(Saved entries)
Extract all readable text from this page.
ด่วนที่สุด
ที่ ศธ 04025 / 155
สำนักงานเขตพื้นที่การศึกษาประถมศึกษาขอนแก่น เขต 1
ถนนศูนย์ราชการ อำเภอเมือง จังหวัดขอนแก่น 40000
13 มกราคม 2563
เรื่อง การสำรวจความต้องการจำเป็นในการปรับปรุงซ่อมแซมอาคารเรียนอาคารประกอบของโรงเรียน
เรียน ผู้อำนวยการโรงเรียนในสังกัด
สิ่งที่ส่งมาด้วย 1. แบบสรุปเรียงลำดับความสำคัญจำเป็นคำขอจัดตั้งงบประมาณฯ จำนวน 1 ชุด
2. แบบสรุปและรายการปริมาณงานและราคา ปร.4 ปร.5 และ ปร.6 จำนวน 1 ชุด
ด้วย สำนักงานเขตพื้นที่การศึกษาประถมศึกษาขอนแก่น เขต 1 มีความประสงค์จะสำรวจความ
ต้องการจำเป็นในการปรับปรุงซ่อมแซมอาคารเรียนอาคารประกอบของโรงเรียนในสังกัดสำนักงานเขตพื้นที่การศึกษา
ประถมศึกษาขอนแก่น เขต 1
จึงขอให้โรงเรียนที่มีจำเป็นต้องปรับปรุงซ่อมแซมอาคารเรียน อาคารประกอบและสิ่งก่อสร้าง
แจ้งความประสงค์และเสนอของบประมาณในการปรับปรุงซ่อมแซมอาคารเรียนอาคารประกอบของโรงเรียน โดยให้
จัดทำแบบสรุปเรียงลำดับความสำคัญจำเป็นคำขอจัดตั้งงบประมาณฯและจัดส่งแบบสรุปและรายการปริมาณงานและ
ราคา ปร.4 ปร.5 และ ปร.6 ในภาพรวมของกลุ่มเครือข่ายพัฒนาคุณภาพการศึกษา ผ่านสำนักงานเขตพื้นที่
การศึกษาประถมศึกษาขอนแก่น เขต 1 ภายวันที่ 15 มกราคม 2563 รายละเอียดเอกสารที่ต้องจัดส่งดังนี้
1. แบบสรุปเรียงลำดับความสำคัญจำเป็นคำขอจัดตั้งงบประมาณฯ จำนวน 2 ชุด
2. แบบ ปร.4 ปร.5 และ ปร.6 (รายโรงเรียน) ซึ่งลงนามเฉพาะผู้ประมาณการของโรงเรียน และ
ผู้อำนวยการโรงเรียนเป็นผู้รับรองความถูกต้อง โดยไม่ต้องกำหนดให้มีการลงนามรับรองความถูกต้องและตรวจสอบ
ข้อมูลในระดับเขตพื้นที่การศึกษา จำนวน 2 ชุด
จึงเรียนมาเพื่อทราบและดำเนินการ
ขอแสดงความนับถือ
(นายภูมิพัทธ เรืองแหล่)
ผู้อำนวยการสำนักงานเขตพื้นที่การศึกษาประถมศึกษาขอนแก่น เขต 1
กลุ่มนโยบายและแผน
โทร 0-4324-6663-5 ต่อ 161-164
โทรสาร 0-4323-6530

WHAT IS EXPECTED
Reproduce every record above exactly as it appears.

WRITTEN ANSWER
Extract all readable text from this page.
ด่วนที่สุด
ที่ ศธ 04025 / 155
สำนักงานเขตพื้นที่การศึกษาประถมศึกษาขอนแก่น เขต 1
ถนนศูนย์ราชการ อำเภอเมือง จังหวัดขอนแก่น 40000
13 มกราคม 2563
เรื่อง การสำรวจความต้องการจำเป็นในการปรับปรุงซ่อมแซมอาคารเรียนอาคารประกอบของโรงเรียน
เรียน ผู้อำนวยการโรงเรียนในสังกัด
สิ่งที่ส่งมาด้วย 1. แบบสรุปเรียงลำดับความสำคัญจำเป็นคำขอจัดตั้งงบประมาณฯ จำนวน 1 ชุด
2. แบบสรุปและรายการปริมาณงานและราคา ปร.4 ปร.5 และ ปร.6 จำนวน 1 ชุด
ด้วย สำนักงานเขตพื้นที่การศึกษาประถมศึกษาขอนแก่น เขต 1 มีความประสงค์จะสำรวจความ
ต้องการจำเป็นในการปรับปรุงซ่อมแซมอาคารเรียนอาคารประกอบของโรงเรียนในสังกัดสำนักงานเขตพื้นที่การศึกษา
ประถมศึกษาขอนแก่น เขต 1
จึงขอให้โรงเรียนที่มีจำเป็นต้องปรับปรุงซ่อมแซมอาคารเรียน อาคารประกอบและสิ่งก่อสร้าง
แจ้งความประสงค์และเสนอของบประมาณในการปรับปรุงซ่อมแซมอาคารเรียนอาคารประกอบของโรงเรียน โดยให้
จัดทำแบบสรุปเรียงลำดับความสำคัญจำเป็นคำขอจัดตั้งงบประมาณฯและจัดส่งแบบสรุปและรายการปริมาณงานและ
ราคา ปร.4 ปร.5 และ ปร.6 ในภาพรวมของกลุ่มเครือข่ายพัฒนาคุณภาพการศึกษา ผ่านสำนักงานเขตพื้นที่
การศึกษาประถมศึกษาขอนแก่น เขต 1 ภายวันที่ 15 มกราคม 2563 รายละเอียดเอกสารที่ต้องจัดส่งดังนี้
1. แบบสรุปเรียงลำดับความสำคัญจำเป็นคำขอจัดตั้งงบประมาณฯ จำนวน 2 ชุด
2. แบบ ปร.4 ปร.5 และ ปร.6 (รายโรงเรียน) ซึ่งลงนามเฉพาะผู้ประมาณการของโรงเรียน และ
ผู้อำนวยการโรงเรียนเป็นผู้รับรองความถูกต้อง โดยไม่ต้องกำหนดให้มีการลงนามรับรองความถูกต้องและตรวจสอบ
ข้อมูลในระดับเขตพื้นที่การศึกษา จำนวน 2 ชุด
จึงเรียนมาเพื่อทราบและดำเนินการ
ขอแสดงความนับถือ
(นายภูมิพัทธ เรืองแหล่)
ผู้อำนวยการสำนักงานเขตพื้นที่การศึกษาประถมศึกษาขอนแก่น เขต 1
กลุ่มนโยบายและแผน
โทร 0-4324-6663-5 ต่อ 161-164
โทรสาร 0-4323-6530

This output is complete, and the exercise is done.